[Records provided]:
▼
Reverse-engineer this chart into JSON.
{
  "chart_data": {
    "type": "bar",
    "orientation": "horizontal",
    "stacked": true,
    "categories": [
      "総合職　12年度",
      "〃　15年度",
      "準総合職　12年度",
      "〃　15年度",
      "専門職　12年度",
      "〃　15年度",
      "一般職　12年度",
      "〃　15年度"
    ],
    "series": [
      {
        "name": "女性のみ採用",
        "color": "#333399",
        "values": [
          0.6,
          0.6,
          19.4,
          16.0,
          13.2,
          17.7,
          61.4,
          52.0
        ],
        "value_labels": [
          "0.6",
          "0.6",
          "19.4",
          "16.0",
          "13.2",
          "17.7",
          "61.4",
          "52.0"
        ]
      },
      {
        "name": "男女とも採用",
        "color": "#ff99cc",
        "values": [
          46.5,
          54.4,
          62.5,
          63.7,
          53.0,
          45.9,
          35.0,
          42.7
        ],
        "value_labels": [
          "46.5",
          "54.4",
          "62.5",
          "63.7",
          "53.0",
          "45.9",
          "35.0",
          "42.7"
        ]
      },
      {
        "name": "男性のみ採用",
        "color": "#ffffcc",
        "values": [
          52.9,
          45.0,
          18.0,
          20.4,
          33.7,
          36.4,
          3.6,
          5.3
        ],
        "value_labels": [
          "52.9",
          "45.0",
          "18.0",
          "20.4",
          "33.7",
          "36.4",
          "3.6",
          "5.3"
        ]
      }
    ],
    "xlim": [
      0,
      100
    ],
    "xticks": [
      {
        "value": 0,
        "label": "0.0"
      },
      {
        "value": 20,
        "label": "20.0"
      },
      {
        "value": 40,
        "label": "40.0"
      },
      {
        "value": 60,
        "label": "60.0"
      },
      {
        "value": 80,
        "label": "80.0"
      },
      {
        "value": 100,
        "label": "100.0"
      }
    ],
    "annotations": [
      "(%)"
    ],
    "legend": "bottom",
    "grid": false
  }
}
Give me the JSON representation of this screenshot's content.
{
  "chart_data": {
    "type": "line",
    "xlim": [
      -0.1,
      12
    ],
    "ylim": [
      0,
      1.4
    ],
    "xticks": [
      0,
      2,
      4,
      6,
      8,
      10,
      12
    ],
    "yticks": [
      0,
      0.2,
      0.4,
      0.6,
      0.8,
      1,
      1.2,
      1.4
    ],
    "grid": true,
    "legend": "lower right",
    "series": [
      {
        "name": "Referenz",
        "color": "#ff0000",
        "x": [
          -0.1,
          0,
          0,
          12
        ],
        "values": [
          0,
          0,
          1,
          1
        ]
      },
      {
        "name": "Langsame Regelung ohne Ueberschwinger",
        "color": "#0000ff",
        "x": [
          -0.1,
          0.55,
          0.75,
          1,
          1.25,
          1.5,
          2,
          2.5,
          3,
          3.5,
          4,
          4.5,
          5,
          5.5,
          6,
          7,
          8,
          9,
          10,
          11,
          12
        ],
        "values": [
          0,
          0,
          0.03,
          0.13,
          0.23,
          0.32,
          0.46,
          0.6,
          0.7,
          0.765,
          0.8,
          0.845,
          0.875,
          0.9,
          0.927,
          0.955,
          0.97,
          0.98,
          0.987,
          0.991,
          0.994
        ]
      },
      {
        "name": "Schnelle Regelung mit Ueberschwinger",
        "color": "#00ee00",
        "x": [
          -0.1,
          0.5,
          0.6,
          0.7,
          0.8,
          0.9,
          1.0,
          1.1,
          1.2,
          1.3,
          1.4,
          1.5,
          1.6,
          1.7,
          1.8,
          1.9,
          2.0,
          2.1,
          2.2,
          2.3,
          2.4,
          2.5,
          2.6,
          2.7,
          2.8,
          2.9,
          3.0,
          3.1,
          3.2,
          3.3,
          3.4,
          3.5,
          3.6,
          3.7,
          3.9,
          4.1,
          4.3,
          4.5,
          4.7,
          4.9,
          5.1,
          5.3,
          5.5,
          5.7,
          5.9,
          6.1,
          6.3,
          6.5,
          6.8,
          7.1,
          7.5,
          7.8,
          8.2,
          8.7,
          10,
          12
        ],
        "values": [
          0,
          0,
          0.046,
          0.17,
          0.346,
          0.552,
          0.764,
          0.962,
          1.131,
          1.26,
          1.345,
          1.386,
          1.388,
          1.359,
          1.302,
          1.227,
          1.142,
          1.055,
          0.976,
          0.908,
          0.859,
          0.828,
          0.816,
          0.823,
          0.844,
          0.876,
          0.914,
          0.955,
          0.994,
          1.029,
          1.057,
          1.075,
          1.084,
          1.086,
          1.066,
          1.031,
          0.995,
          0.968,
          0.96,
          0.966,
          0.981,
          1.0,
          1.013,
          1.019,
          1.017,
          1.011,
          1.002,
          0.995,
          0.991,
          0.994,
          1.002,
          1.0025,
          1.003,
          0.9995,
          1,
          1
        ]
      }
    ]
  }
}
▲
[The request]:
Using the entries above, return each line in which the word "this" occurs.

[Solution]:
Reverse-engineer this chart into JSON.
Give me the JSON representation of this screenshot's content.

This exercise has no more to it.